Do this.
Copy out word for word every line of the records from the line with "block-1 [35, 19, 128, 113]" up to and including the line with "block-2 [818, 214, 911, 308]".

====

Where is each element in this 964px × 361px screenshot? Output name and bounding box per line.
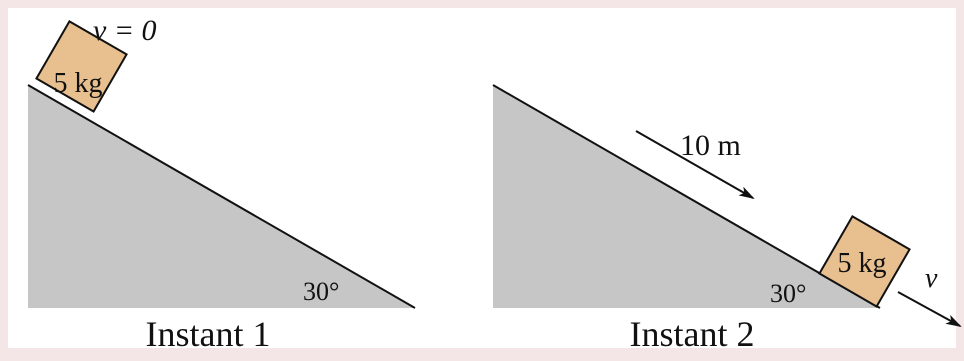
block-1 [35, 19, 128, 113]
distance-arrow [635, 130, 755, 199]
incline-1-slope [27, 84, 416, 309]
instant-2-caption: Instant 2 [630, 314, 755, 354]
distance-label: 10 m [680, 129, 741, 162]
block-1-label: 5 kg [54, 68, 103, 99]
velocity-1-label: v = 0 [93, 14, 157, 47]
incline-2-slope [492, 84, 881, 309]
block-2-label: 5 kg [838, 248, 887, 279]
instant-1-caption: Instant 1 [146, 314, 271, 354]
velocity-arrow [897, 291, 962, 327]
angle-2-label: 30° [770, 279, 806, 308]
instant-2-panel: 5 kg 10 m v 30° Instant 2 [492, 84, 962, 354]
instant-1-panel: 5 kg v = 0 30° Instant 1 [27, 14, 416, 354]
angle-1-label: 30° [303, 277, 339, 306]
velocity-2-label: v [925, 263, 938, 294]
block-2 [818, 214, 911, 308]
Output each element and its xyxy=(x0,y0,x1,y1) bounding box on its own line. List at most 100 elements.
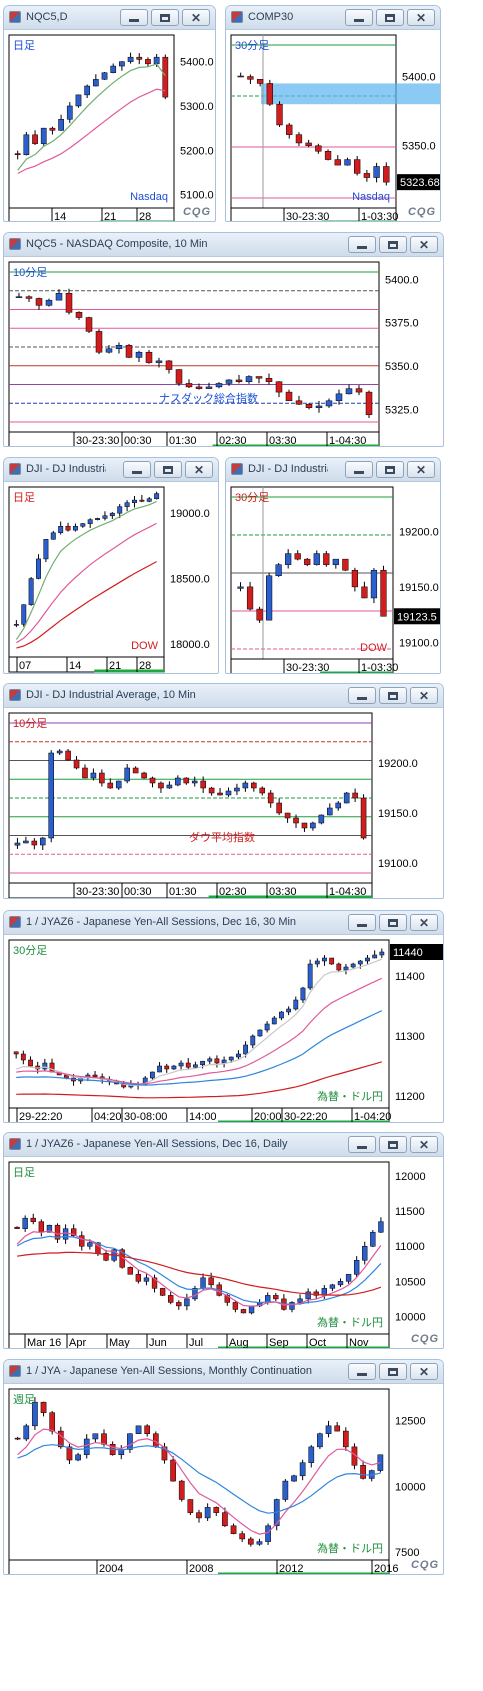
candle-body xyxy=(324,151,332,160)
timeframe-label: 30分足 xyxy=(235,39,269,52)
price-chart[interactable]: 11400 11300 11200 29-22:20 04:20 30-08:00 14:0… xyxy=(4,936,444,1123)
window-titlebar[interactable]: COMP30 ✕ xyxy=(226,6,440,30)
candle-body xyxy=(362,1245,368,1261)
chart-window-jpy-monthly[interactable]: 1 / JYA - Japanese Yen-All Sessions, Mon… xyxy=(3,1359,444,1575)
app-icon xyxy=(9,463,21,475)
candle-body xyxy=(200,1060,205,1066)
minimize-button[interactable] xyxy=(345,461,373,478)
candle-body xyxy=(208,1277,214,1286)
x-tick-label: 03:30 xyxy=(269,435,297,447)
candle-body xyxy=(315,405,323,408)
maximize-button[interactable] xyxy=(379,236,407,253)
price-chart[interactable]: 5400.0 5375.0 5350.0 5325.0 30-23:30 00:30 01:… xyxy=(4,258,444,447)
maximize-button[interactable] xyxy=(151,9,179,26)
window-titlebar[interactable]: 1 / JYAZ6 - Japanese Yen-All Sessions, D… xyxy=(4,911,443,935)
chart-window-comp30[interactable]: COMP30 ✕ 5400.0 5350.0 30-23:30 1-03:30 30分足… xyxy=(225,5,441,222)
candle-body xyxy=(15,296,23,298)
moving-average-line xyxy=(16,1230,382,1307)
chart-window-nqc5-daily[interactable]: NQC5,D ✕ 5400.0 5300.0 5200.0 5100.0 14 21 28 日… xyxy=(3,5,216,222)
window-titlebar[interactable]: NQC5,D ✕ xyxy=(4,6,215,30)
close-button[interactable]: ✕ xyxy=(410,236,438,253)
maximize-button[interactable] xyxy=(376,461,404,478)
maximize-button[interactable] xyxy=(379,1363,407,1380)
x-tick-label: 30-23:30 xyxy=(76,435,119,447)
candle-body xyxy=(342,1430,349,1448)
timeframe-label: 30分足 xyxy=(13,944,47,957)
moving-average-line xyxy=(16,1235,382,1305)
app-icon xyxy=(9,1365,21,1377)
candle-body xyxy=(58,525,64,534)
candle-body xyxy=(185,383,193,388)
candle-body xyxy=(265,1525,271,1542)
price-chart[interactable]: 19200.0 19150.0 19100.0 30-23:30 00:30 01:30 0… xyxy=(4,709,444,899)
candle-body xyxy=(273,1295,279,1300)
price-chart[interactable]: 12000 11500 11000 10500 10000 Mar 16 Apr May Jun… xyxy=(4,1158,444,1349)
maximize-button[interactable] xyxy=(379,914,407,931)
window-titlebar[interactable]: DJI - DJ Industrial ... ✕ xyxy=(4,458,218,482)
candle-body xyxy=(285,391,293,402)
candle-body xyxy=(232,1302,239,1310)
chart-window-nasdaq-10min[interactable]: NQC5 - NASDAQ Composite, 10 Min ✕ 5400.0… xyxy=(3,232,444,447)
minimize-button[interactable] xyxy=(348,687,376,704)
candle-body xyxy=(46,1224,53,1233)
minimize-button[interactable] xyxy=(348,236,376,253)
close-button[interactable]: ✕ xyxy=(407,9,435,26)
candle-body xyxy=(275,381,283,393)
minimize-button[interactable] xyxy=(120,9,148,26)
window-titlebar[interactable]: NQC5 - NASDAQ Composite, 10 Min ✕ xyxy=(4,233,443,257)
price-chart[interactable]: 19200.0 19150.0 19100.0 30-23:30 1-03:30 30分足… xyxy=(226,483,441,674)
close-button[interactable]: ✕ xyxy=(410,687,438,704)
candle-body xyxy=(363,173,371,178)
app-icon xyxy=(9,916,21,928)
maximize-button[interactable] xyxy=(154,461,182,478)
candle-body xyxy=(115,780,122,789)
candle-body xyxy=(164,1065,170,1070)
minimize-button[interactable] xyxy=(348,914,376,931)
candle-body xyxy=(200,1277,206,1289)
minimize-button[interactable] xyxy=(348,1136,376,1153)
window-titlebar[interactable]: 1 / JYA - Japanese Yen-All Sessions, Mon… xyxy=(4,1360,443,1384)
candle-body xyxy=(65,525,71,531)
maximize-button[interactable] xyxy=(379,687,407,704)
close-button[interactable]: ✕ xyxy=(185,461,213,478)
minimize-button[interactable] xyxy=(348,1363,376,1380)
candle-body xyxy=(92,1074,98,1078)
x-tick-label: 21 xyxy=(104,211,116,222)
minimize-button[interactable] xyxy=(345,9,373,26)
window-titlebar[interactable]: DJI - DJ Industrial Average, 10 Min ✕ xyxy=(4,684,443,708)
close-button[interactable]: ✕ xyxy=(410,914,438,931)
minimize-button[interactable] xyxy=(123,461,151,478)
y-tick-label: 19000.0 xyxy=(170,508,210,520)
moving-average-line xyxy=(16,1010,383,1086)
maximize-button[interactable] xyxy=(379,1136,407,1153)
chart-window-dji-10min[interactable]: DJI - DJ Industrial Average, 10 Min ✕ 19… xyxy=(3,683,444,899)
candle-body xyxy=(284,812,291,819)
close-button[interactable]: ✕ xyxy=(407,461,435,478)
timeframe-label: 10分足 xyxy=(13,266,47,279)
chart-window-dji-30min[interactable]: DJI - DJ Industrial ... ✕ 19200.0 19150.0… xyxy=(225,457,441,674)
candle-body xyxy=(124,767,130,782)
candle-body xyxy=(257,1029,263,1037)
candle-body xyxy=(82,767,88,779)
candle-body xyxy=(56,750,63,754)
y-tick-label: 19150.0 xyxy=(378,808,418,820)
candle-body xyxy=(276,103,283,126)
window-titlebar[interactable]: 1 / JYAZ6 - Japanese Yen-All Sessions, D… xyxy=(4,1133,443,1157)
chart-window-dji-daily[interactable]: DJI - DJ Industrial ... ✕ 19000.0 18500.0… xyxy=(3,457,219,674)
close-button[interactable]: ✕ xyxy=(410,1363,438,1380)
price-chart[interactable]: 19000.0 18500.0 18000.0 07 14 21 28 日足 DOW xyxy=(4,483,219,674)
candle-body xyxy=(275,564,282,577)
chart-window-jpy-30min[interactable]: 1 / JYAZ6 - Japanese Yen-All Sessions, D… xyxy=(3,910,444,1123)
price-chart[interactable]: 5400.0 5300.0 5200.0 5100.0 14 21 28 日足 Nasdaq xyxy=(4,31,216,222)
close-icon: ✕ xyxy=(418,915,430,930)
candle-body xyxy=(193,1064,198,1068)
last-price-box xyxy=(390,944,443,960)
close-button[interactable]: ✕ xyxy=(182,9,210,26)
candle-body xyxy=(71,1228,77,1236)
chart-window-jpy-daily[interactable]: 1 / JYAZ6 - Japanese Yen-All Sessions, D… xyxy=(3,1132,444,1349)
maximize-button[interactable] xyxy=(376,9,404,26)
price-chart[interactable]: 5400.0 5350.0 30-23:30 1-03:30 30分足 Nasdaq 532… xyxy=(226,31,441,222)
close-button[interactable]: ✕ xyxy=(410,1136,438,1153)
window-titlebar[interactable]: DJI - DJ Industrial ... ✕ xyxy=(226,458,440,482)
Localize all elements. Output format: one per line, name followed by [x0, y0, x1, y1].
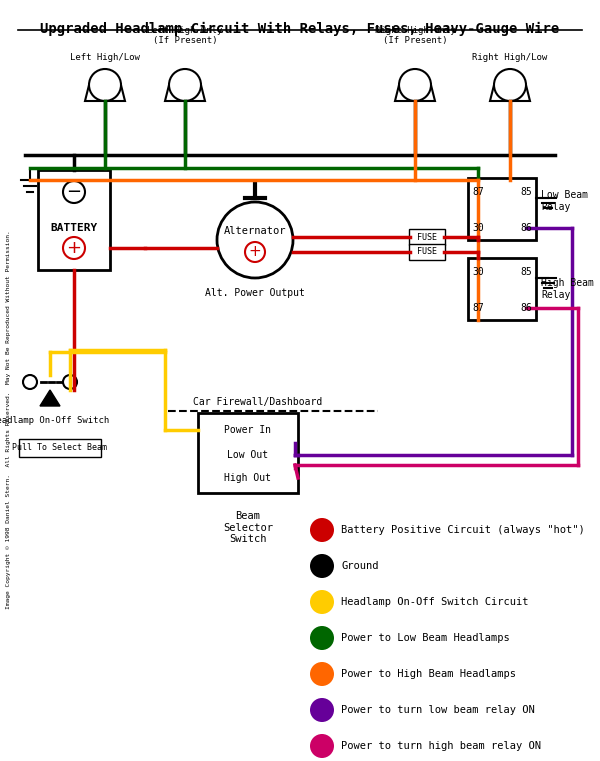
Polygon shape	[85, 85, 125, 101]
Circle shape	[89, 69, 121, 101]
Text: Right High-Only
(If Present): Right High-Only (If Present)	[374, 26, 455, 45]
Text: Power to turn low beam relay ON: Power to turn low beam relay ON	[341, 705, 535, 715]
Text: Battery Positive Circuit (always "hot"): Battery Positive Circuit (always "hot")	[341, 525, 585, 535]
Text: FUSE: FUSE	[417, 233, 437, 241]
Text: Beam
Selector
Switch: Beam Selector Switch	[223, 511, 273, 544]
Text: 86: 86	[520, 223, 532, 233]
Text: Pull To Select Beam: Pull To Select Beam	[13, 444, 107, 453]
Text: High Beam
Relay: High Beam Relay	[541, 279, 594, 300]
Text: 85: 85	[520, 187, 532, 197]
FancyBboxPatch shape	[409, 229, 445, 245]
Circle shape	[63, 375, 77, 389]
Text: Upgraded Headlamp Circuit With Relays, Fuses, Heavy-Gauge Wire: Upgraded Headlamp Circuit With Relays, F…	[40, 22, 560, 37]
Text: −: −	[67, 183, 82, 201]
Text: Power to Low Beam Headlamps: Power to Low Beam Headlamps	[341, 633, 510, 643]
Circle shape	[310, 518, 334, 542]
FancyBboxPatch shape	[468, 178, 536, 240]
Text: 30: 30	[472, 223, 484, 233]
Text: Left High-Only
(If Present): Left High-Only (If Present)	[148, 26, 223, 45]
Text: Ground: Ground	[341, 561, 379, 571]
Circle shape	[310, 590, 334, 614]
FancyBboxPatch shape	[38, 170, 110, 270]
Text: 85: 85	[520, 267, 532, 277]
FancyBboxPatch shape	[409, 244, 445, 260]
Text: Low Beam
Relay: Low Beam Relay	[541, 190, 588, 212]
Polygon shape	[490, 85, 530, 101]
Text: 87: 87	[472, 187, 484, 197]
Text: Power to High Beam Headlamps: Power to High Beam Headlamps	[341, 669, 516, 679]
Circle shape	[310, 662, 334, 686]
Circle shape	[399, 69, 431, 101]
Circle shape	[310, 554, 334, 578]
Polygon shape	[40, 390, 60, 406]
Circle shape	[217, 202, 293, 278]
Text: High Out: High Out	[224, 473, 271, 483]
Text: Headlamp On-Off Switch Circuit: Headlamp On-Off Switch Circuit	[341, 597, 529, 607]
Text: Power to turn high beam relay ON: Power to turn high beam relay ON	[341, 741, 541, 751]
Circle shape	[310, 734, 334, 758]
FancyBboxPatch shape	[468, 258, 536, 320]
Circle shape	[310, 626, 334, 650]
Text: Right High/Low: Right High/Low	[472, 53, 548, 62]
Text: +: +	[248, 244, 262, 260]
Text: Car Firewall/Dashboard: Car Firewall/Dashboard	[193, 397, 323, 407]
Text: 87: 87	[472, 303, 484, 313]
Polygon shape	[395, 85, 435, 101]
Text: Image Copyright © 1998 Daniel Stern.  All Rights Reserved.  May Not Be Reproduce: Image Copyright © 1998 Daniel Stern. All…	[7, 231, 11, 610]
Text: Alt. Power Output: Alt. Power Output	[205, 288, 305, 298]
FancyBboxPatch shape	[198, 413, 298, 493]
Text: Headlamp On-Off Switch: Headlamp On-Off Switch	[0, 416, 109, 425]
Circle shape	[310, 698, 334, 722]
Text: 86: 86	[520, 303, 532, 313]
Text: Left High/Low: Left High/Low	[70, 53, 140, 62]
Text: Low Out: Low Out	[227, 450, 269, 460]
Polygon shape	[165, 85, 205, 101]
Circle shape	[23, 375, 37, 389]
FancyBboxPatch shape	[19, 439, 101, 457]
Text: FUSE: FUSE	[417, 247, 437, 256]
Text: Power In: Power In	[224, 425, 271, 435]
Text: +: +	[67, 239, 82, 257]
Circle shape	[169, 69, 201, 101]
Text: BATTERY: BATTERY	[50, 223, 98, 233]
Text: 30: 30	[472, 267, 484, 277]
Circle shape	[494, 69, 526, 101]
Text: Alternator: Alternator	[224, 226, 286, 236]
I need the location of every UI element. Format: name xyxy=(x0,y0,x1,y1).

====

Final result.
block-1 [35, 19, 128, 113]
distance-arrow [635, 130, 755, 199]
incline-1-slope [27, 84, 416, 309]
instant-2-caption: Instant 2 [630, 314, 755, 354]
distance-label: 10 m [680, 129, 741, 162]
block-1-label: 5 kg [54, 68, 103, 99]
velocity-1-label: v = 0 [93, 14, 157, 47]
incline-2-slope [492, 84, 881, 309]
block-2-label: 5 kg [838, 248, 887, 279]
instant-1-caption: Instant 1 [146, 314, 271, 354]
velocity-arrow [897, 291, 962, 327]
angle-2-label: 30° [770, 279, 806, 308]
instant-2-panel: 5 kg 10 m v 30° Instant 2 [492, 84, 962, 354]
instant-1-panel: 5 kg v = 0 30° Instant 1 [27, 14, 416, 354]
angle-1-label: 30° [303, 277, 339, 306]
velocity-2-label: v [925, 263, 938, 294]
block-2 [818, 214, 911, 308]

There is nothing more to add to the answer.